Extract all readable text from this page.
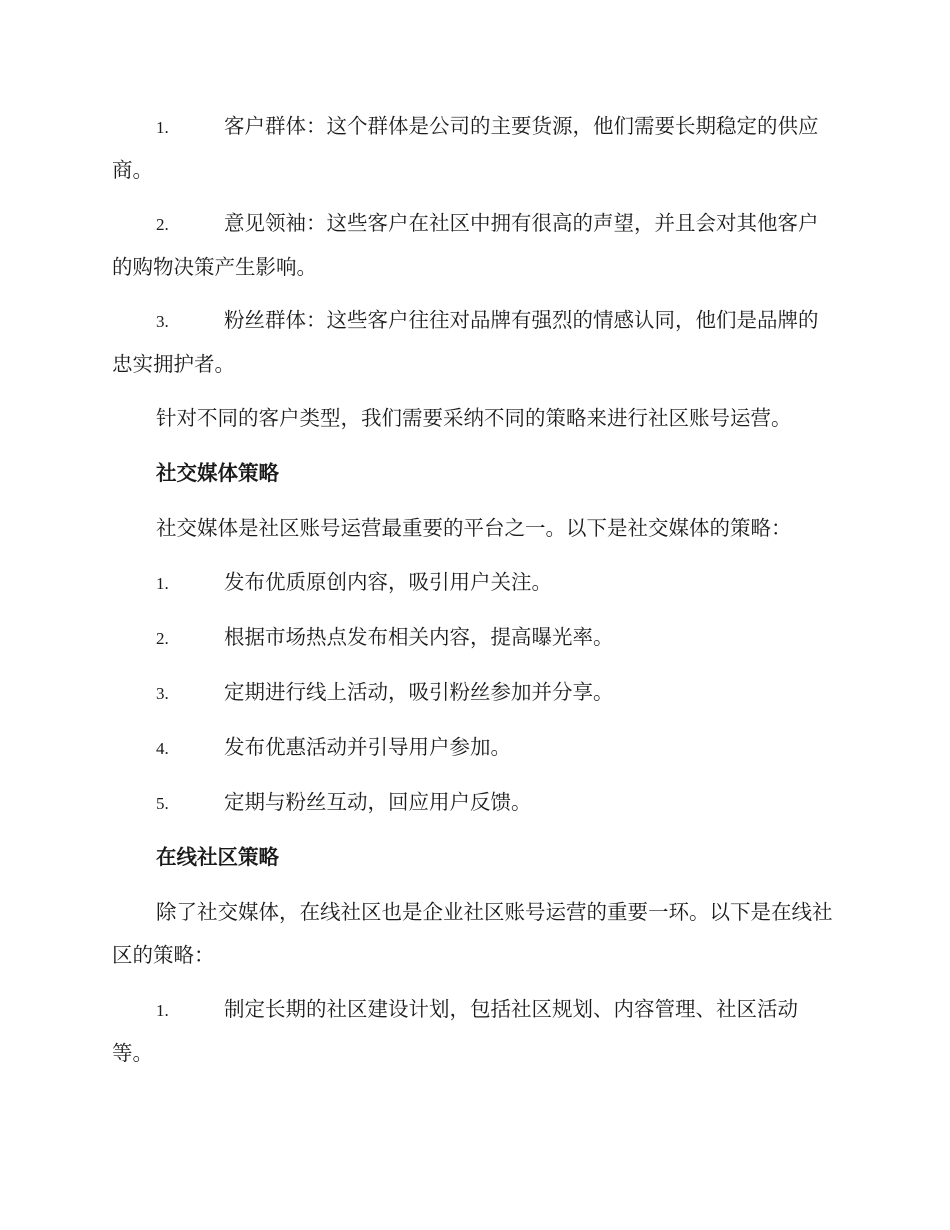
1.	客户群体：这个群体是公司的主要货源，他们需要长期稳定的供应商。

2.	意见领袖：这些客户在社区中拥有很高的声望，并且会对其他客户的购物决策产生影响。

3.	粉丝群体：这些客户往往对品牌有强烈的情感认同，他们是品牌的忠实拥护者。

针对不同的客户类型，我们需要采纳不同的策略来进行社区账号运营。

社交媒体策略

社交媒体是社区账号运营最重要的平台之一。以下是社交媒体的策略：

1.	发布优质原创内容，吸引用户关注。

2.	根据市场热点发布相关内容，提高曝光率。

3.	定期进行线上活动，吸引粉丝参加并分享。

4.	发布优惠活动并引导用户参加。

5.	定期与粉丝互动，回应用户反馈。

在线社区策略

除了社交媒体，在线社区也是企业社区账号运营的重要一环。以下是在线社区的策略：

1.	制定长期的社区建设计划，包括社区规划、内容管理、社区活动等。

• **Stated task**:
Each entry above should be reproduced exactly, with the pictures removed.

• **Problem solution**:
Extract all readable text from this page.
1.	客户群体：这个群体是公司的主要货源，他们需要长期稳定的供应商。

2.	意见领袖：这些客户在社区中拥有很高的声望，并且会对其他客户的购物决策产生影响。

3.	粉丝群体：这些客户往往对品牌有强烈的情感认同，他们是品牌的忠实拥护者。

针对不同的客户类型，我们需要采纳不同的策略来进行社区账号运营。

社交媒体策略

社交媒体是社区账号运营最重要的平台之一。以下是社交媒体的策略：

1.	发布优质原创内容，吸引用户关注。

2.	根据市场热点发布相关内容，提高曝光率。

3.	定期进行线上活动，吸引粉丝参加并分享。

4.	发布优惠活动并引导用户参加。

5.	定期与粉丝互动，回应用户反馈。

在线社区策略

除了社交媒体，在线社区也是企业社区账号运营的重要一环。以下是在线社区的策略：

1.	制定长期的社区建设计划，包括社区规划、内容管理、社区活动等。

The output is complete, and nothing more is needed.